Stated problem: Spot each line that carries the word "this"; copy those lines.

Supplied material:
[start]
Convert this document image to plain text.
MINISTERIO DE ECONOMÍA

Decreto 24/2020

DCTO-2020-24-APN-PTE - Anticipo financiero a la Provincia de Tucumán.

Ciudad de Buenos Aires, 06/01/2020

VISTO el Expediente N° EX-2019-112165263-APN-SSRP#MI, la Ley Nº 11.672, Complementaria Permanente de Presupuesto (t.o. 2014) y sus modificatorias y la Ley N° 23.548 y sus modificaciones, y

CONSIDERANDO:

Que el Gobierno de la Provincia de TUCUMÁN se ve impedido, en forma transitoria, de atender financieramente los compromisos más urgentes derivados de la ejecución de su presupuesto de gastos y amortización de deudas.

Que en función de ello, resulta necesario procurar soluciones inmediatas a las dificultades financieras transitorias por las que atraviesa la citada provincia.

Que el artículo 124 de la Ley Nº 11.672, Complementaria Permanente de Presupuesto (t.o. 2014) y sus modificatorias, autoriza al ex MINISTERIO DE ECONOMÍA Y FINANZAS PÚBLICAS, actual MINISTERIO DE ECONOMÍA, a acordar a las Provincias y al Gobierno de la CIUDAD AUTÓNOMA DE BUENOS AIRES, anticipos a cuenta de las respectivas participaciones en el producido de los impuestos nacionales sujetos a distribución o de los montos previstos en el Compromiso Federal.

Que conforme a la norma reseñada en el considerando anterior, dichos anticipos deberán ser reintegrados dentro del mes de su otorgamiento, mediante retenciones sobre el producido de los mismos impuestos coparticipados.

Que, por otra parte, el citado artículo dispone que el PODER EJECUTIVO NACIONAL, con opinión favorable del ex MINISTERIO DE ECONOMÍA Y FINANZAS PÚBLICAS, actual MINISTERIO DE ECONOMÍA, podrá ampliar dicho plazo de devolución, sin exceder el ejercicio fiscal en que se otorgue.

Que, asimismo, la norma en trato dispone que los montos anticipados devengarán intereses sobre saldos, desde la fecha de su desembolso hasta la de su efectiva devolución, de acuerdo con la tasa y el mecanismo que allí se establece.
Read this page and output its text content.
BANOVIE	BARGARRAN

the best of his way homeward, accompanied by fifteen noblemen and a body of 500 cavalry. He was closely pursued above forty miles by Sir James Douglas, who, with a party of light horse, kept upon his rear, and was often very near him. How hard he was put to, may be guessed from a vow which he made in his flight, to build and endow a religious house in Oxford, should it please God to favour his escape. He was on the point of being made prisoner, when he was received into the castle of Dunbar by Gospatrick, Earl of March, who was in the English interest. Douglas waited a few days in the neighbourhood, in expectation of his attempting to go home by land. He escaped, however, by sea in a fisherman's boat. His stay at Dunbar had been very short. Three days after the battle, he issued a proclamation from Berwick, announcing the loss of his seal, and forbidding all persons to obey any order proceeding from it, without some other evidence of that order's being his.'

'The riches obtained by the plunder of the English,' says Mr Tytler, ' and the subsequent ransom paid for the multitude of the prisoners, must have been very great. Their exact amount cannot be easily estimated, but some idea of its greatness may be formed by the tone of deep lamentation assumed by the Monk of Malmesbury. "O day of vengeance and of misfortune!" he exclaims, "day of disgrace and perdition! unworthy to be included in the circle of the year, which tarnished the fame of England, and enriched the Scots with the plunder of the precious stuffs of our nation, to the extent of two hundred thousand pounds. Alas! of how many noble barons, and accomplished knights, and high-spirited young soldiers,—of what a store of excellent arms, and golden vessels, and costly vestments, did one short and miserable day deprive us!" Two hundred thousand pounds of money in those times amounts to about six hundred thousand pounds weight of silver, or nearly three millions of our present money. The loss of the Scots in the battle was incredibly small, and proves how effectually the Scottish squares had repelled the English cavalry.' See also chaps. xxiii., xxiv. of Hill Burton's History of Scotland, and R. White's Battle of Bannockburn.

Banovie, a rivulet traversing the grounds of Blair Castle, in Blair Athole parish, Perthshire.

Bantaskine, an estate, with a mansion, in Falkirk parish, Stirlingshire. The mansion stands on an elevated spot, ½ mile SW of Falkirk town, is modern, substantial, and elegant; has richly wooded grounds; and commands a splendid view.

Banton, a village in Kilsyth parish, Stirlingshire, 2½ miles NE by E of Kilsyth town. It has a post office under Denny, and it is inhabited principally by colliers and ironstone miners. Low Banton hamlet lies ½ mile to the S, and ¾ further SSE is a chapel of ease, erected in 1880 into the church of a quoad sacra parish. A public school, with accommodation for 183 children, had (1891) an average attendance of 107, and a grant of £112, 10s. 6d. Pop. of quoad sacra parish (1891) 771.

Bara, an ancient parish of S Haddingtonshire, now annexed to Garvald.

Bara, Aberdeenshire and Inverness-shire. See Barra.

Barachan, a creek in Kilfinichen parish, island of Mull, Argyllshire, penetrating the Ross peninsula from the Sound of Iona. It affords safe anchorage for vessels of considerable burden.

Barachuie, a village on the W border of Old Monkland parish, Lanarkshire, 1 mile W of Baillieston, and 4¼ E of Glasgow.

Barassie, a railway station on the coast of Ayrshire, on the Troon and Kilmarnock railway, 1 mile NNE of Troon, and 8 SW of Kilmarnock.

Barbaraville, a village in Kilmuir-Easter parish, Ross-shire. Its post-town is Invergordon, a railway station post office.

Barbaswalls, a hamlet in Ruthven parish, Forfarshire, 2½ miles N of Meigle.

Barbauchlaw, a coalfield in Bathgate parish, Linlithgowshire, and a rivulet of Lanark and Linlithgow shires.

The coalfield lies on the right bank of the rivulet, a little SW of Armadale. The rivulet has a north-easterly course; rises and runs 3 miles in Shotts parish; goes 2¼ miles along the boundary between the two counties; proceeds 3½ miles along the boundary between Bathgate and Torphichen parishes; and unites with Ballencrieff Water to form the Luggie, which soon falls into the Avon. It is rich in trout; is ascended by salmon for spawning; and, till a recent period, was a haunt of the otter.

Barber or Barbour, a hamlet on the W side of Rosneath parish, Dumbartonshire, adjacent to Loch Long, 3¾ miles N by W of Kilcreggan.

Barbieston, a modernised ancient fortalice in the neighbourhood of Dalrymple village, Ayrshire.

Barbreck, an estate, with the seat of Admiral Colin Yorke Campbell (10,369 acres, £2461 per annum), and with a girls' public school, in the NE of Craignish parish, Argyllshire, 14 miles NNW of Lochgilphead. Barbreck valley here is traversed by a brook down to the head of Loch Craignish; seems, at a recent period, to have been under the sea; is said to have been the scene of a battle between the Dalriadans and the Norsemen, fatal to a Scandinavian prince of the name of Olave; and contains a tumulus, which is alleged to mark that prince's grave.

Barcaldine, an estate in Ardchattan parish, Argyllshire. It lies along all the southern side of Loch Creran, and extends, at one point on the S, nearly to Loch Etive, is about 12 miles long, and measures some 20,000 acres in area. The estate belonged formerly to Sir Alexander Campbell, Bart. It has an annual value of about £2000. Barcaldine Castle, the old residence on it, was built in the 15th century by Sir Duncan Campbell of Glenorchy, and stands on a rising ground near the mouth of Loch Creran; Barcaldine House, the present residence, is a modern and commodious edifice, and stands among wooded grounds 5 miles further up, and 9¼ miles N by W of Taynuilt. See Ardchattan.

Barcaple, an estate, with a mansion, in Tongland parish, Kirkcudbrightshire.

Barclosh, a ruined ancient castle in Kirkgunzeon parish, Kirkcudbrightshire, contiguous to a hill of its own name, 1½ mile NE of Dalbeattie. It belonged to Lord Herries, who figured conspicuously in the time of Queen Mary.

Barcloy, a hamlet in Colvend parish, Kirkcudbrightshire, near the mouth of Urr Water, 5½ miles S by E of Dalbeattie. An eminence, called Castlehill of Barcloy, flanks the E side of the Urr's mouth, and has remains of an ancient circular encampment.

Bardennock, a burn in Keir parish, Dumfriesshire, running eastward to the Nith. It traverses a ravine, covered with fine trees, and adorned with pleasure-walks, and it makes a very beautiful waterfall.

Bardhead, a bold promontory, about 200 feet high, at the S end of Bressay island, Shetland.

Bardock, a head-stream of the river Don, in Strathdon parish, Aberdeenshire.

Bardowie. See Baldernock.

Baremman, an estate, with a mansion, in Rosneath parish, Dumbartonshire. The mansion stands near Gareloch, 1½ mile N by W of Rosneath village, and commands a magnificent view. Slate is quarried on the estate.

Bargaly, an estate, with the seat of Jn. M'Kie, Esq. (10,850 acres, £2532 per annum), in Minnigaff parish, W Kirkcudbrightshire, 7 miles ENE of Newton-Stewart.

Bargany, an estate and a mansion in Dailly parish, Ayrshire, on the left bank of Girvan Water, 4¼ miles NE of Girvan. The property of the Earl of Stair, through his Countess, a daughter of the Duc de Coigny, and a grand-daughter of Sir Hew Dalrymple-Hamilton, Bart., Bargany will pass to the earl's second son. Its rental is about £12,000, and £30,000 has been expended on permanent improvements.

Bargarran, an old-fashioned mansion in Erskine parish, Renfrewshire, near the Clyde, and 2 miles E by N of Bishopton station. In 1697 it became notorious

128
[end]
Exercise answer:
Convert this document image to plain text.
Read this page and output its text content.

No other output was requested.